Data items:
↓
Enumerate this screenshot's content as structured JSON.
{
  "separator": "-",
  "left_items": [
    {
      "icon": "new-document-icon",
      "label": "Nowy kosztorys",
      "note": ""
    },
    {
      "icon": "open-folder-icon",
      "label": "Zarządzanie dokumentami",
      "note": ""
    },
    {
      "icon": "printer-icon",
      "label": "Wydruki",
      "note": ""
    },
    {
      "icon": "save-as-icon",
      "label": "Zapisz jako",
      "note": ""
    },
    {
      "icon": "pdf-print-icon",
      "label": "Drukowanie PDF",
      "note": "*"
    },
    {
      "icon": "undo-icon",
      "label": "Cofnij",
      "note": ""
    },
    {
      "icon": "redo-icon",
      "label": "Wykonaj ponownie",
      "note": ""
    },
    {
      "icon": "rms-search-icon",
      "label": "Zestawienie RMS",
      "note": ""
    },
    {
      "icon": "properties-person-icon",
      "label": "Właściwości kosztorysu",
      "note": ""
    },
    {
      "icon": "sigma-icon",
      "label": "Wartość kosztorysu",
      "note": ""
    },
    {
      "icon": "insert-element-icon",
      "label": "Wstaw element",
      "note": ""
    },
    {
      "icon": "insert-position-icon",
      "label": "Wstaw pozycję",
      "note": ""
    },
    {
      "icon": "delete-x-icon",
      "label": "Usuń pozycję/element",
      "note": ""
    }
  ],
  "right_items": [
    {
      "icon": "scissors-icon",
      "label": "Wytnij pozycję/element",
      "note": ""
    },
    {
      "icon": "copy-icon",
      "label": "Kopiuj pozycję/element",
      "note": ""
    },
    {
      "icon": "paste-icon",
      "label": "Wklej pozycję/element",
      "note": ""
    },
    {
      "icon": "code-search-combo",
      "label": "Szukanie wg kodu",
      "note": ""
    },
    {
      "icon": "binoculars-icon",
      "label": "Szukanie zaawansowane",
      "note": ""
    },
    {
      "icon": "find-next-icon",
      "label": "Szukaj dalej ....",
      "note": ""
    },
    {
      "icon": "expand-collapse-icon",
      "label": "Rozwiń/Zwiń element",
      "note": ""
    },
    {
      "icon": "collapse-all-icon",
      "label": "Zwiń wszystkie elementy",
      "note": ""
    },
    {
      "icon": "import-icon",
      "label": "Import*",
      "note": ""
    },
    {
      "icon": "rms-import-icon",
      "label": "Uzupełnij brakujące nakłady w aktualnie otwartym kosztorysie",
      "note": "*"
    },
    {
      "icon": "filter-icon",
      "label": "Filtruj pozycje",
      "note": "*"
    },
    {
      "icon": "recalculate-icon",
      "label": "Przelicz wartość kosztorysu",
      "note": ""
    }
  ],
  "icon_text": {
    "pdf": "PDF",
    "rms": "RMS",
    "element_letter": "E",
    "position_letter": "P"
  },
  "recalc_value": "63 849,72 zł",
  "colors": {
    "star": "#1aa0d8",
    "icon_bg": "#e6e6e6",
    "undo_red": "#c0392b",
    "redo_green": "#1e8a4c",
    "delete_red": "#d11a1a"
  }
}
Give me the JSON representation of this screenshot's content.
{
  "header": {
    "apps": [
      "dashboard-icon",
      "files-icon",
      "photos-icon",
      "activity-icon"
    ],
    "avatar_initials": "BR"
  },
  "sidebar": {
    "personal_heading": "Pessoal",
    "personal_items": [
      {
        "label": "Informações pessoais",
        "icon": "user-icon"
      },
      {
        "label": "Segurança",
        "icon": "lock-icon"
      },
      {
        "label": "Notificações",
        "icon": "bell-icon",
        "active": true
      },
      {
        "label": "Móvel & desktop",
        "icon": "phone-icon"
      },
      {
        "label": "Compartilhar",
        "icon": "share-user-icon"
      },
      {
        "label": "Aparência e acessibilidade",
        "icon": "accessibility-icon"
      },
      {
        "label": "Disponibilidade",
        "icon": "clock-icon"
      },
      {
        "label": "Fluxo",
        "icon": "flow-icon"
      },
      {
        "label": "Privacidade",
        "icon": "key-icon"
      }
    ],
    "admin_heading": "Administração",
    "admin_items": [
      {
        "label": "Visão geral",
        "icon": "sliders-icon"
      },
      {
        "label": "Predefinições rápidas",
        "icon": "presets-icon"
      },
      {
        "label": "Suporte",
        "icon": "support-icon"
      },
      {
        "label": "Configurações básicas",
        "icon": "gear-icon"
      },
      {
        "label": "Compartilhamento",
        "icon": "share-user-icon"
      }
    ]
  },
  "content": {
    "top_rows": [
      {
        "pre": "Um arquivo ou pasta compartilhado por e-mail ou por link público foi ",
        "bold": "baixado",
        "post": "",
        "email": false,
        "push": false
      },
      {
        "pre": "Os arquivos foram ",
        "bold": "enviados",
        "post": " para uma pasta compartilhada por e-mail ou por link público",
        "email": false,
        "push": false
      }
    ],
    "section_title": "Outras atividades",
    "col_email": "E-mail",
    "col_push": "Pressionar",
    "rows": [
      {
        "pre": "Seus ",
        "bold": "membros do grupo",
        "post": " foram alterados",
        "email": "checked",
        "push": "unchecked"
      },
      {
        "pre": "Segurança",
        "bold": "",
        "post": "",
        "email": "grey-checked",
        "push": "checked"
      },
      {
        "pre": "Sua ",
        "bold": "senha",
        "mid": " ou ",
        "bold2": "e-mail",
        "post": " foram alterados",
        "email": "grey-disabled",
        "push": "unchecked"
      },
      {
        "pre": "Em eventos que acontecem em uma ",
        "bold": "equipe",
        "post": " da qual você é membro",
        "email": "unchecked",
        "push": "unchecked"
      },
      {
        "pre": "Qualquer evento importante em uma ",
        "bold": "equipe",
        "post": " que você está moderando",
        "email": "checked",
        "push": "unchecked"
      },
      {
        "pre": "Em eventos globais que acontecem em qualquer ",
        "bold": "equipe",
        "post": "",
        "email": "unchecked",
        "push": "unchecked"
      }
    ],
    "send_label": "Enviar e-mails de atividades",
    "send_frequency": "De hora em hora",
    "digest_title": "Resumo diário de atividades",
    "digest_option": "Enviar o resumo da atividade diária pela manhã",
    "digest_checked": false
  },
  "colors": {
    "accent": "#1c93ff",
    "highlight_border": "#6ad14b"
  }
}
↑
Task requirements:
From the records above, extract everything verbatim.

Response below:
Enumerate this screenshot's content as structured JSON.
{
  "separator": "-",
  "left_items": [
    {
      "icon": "new-document-icon",
      "label": "Nowy kosztorys",
      "note": ""
    },
    {
      "icon": "open-folder-icon",
      "label": "Zarządzanie dokumentami",
      "note": ""
    },
    {
      "icon": "printer-icon",
      "label": "Wydruki",
      "note": ""
    },
    {
      "icon": "save-as-icon",
      "label": "Zapisz jako",
      "note": ""
    },
    {
      "icon": "pdf-print-icon",
      "label": "Drukowanie PDF",
      "note": "*"
    },
    {
      "icon": "undo-icon",
      "label": "Cofnij",
      "note": ""
    },
    {
      "icon": "redo-icon",
      "label": "Wykonaj ponownie",
      "note": ""
    },
    {
      "icon": "rms-search-icon",
      "label": "Zestawienie RMS",
      "note": ""
    },
    {
      "icon": "properties-person-icon",
      "label": "Właściwości kosztorysu",
      "note": ""
    },
    {
      "icon": "sigma-icon",
      "label": "Wartość kosztorysu",
      "note": ""
    },
    {
      "icon": "insert-element-icon",
      "label": "Wstaw element",
      "note": ""
    },
    {
      "icon": "insert-position-icon",
      "label": "Wstaw pozycję",
      "note": ""
    },
    {
      "icon": "delete-x-icon",
      "label": "Usuń pozycję/element",
      "note": ""
    }
  ],
  "right_items": [
    {
      "icon": "scissors-icon",
      "label": "Wytnij pozycję/element",
      "note": ""
    },
    {
      "icon": "copy-icon",
      "label": "Kopiuj pozycję/element",
      "note": ""
    },
    {
      "icon": "paste-icon",
      "label": "Wklej pozycję/element",
      "note": ""
    },
    {
      "icon": "code-search-combo",
      "label": "Szukanie wg kodu",
      "note": ""
    },
    {
      "icon": "binoculars-icon",
      "label": "Szukanie zaawansowane",
      "note": ""
    },
    {
      "icon": "find-next-icon",
      "label": "Szukaj dalej ....",
      "note": ""
    },
    {
      "icon": "expand-collapse-icon",
      "label": "Rozwiń/Zwiń element",
      "note": ""
    },
    {
      "icon": "collapse-all-icon",
      "label": "Zwiń wszystkie elementy",
      "note": ""
    },
    {
      "icon": "import-icon",
      "label": "Import*",
      "note": ""
    },
    {
      "icon": "rms-import-icon",
      "label": "Uzupełnij brakujące nakłady w aktualnie otwartym kosztorysie",
      "note": "*"
    },
    {
      "icon": "filter-icon",
      "label": "Filtruj pozycje",
      "note": "*"
    },
    {
      "icon": "recalculate-icon",
      "label": "Przelicz wartość kosztorysu",
      "note": ""
    }
  ],
  "icon_text": {
    "pdf": "PDF",
    "rms": "RMS",
    "element_letter": "E",
    "position_letter": "P"
  },
  "recalc_value": "63 849,72 zł",
  "colors": {
    "star": "#1aa0d8",
    "icon_bg": "#e6e6e6",
    "undo_red": "#c0392b",
    "redo_green": "#1e8a4c",
    "delete_red": "#d11a1a"
  }
}
Give me the JSON representation of this screenshot's content.
{
  "header": {
    "apps": [
      "dashboard-icon",
      "files-icon",
      "photos-icon",
      "activity-icon"
    ],
    "avatar_initials": "BR"
  },
  "sidebar": {
    "personal_heading": "Pessoal",
    "personal_items": [
      {
        "label": "Informações pessoais",
        "icon": "user-icon"
      },
      {
        "label": "Segurança",
        "icon": "lock-icon"
      },
      {
        "label": "Notificações",
        "icon": "bell-icon",
        "active": true
      },
      {
        "label": "Móvel & desktop",
        "icon": "phone-icon"
      },
      {
        "label": "Compartilhar",
        "icon": "share-user-icon"
      },
      {
        "label": "Aparência e acessibilidade",
        "icon": "accessibility-icon"
      },
      {
        "label": "Disponibilidade",
        "icon": "clock-icon"
      },
      {
        "label": "Fluxo",
        "icon": "flow-icon"
      },
      {
        "label": "Privacidade",
        "icon": "key-icon"
      }
    ],
    "admin_heading": "Administração",
    "admin_items": [
      {
        "label": "Visão geral",
        "icon": "sliders-icon"
      },
      {
        "label": "Predefinições rápidas",
        "icon": "presets-icon"
      },
      {
        "label": "Suporte",
        "icon": "support-icon"
      },
      {
        "label": "Configurações básicas",
        "icon": "gear-icon"
      },
      {
        "label": "Compartilhamento",
        "icon": "share-user-icon"
      }
    ]
  },
  "content": {
    "top_rows": [
      {
        "pre": "Um arquivo ou pasta compartilhado por e-mail ou por link público foi ",
        "bold": "baixado",
        "post": "",
        "email": false,
        "push": false
      },
      {
        "pre": "Os arquivos foram ",
        "bold": "enviados",
        "post": " para uma pasta compartilhada por e-mail ou por link público",
        "email": false,
        "push": false
      }
    ],
    "section_title": "Outras atividades",
    "col_email": "E-mail",
    "col_push": "Pressionar",
    "rows": [
      {
        "pre": "Seus ",
        "bold": "membros do grupo",
        "post": " foram alterados",
        "email": "checked",
        "push": "unchecked"
      },
      {
        "pre": "Segurança",
        "bold": "",
        "post": "",
        "email": "grey-checked",
        "push": "checked"
      },
      {
        "pre": "Sua ",
        "bold": "senha",
        "mid": " ou ",
        "bold2": "e-mail",
        "post": " foram alterados",
        "email": "grey-disabled",
        "push": "unchecked"
      },
      {
        "pre": "Em eventos que acontecem em uma ",
        "bold": "equipe",
        "post": " da qual você é membro",
        "email": "unchecked",
        "push": "unchecked"
      },
      {
        "pre": "Qualquer evento importante em uma ",
        "bold": "equipe",
        "post": " que você está moderando",
        "email": "checked",
        "push": "unchecked"
      },
      {
        "pre": "Em eventos globais que acontecem em qualquer ",
        "bold": "equipe",
        "post": "",
        "email": "unchecked",
        "push": "unchecked"
      }
    ],
    "send_label": "Enviar e-mails de atividades",
    "send_frequency": "De hora em hora",
    "digest_title": "Resumo diário de atividades",
    "digest_option": "Enviar o resumo da atividade diária pela manhã",
    "digest_checked": false
  },
  "colors": {
    "accent": "#1c93ff",
    "highlight_border": "#6ad14b"
  }
}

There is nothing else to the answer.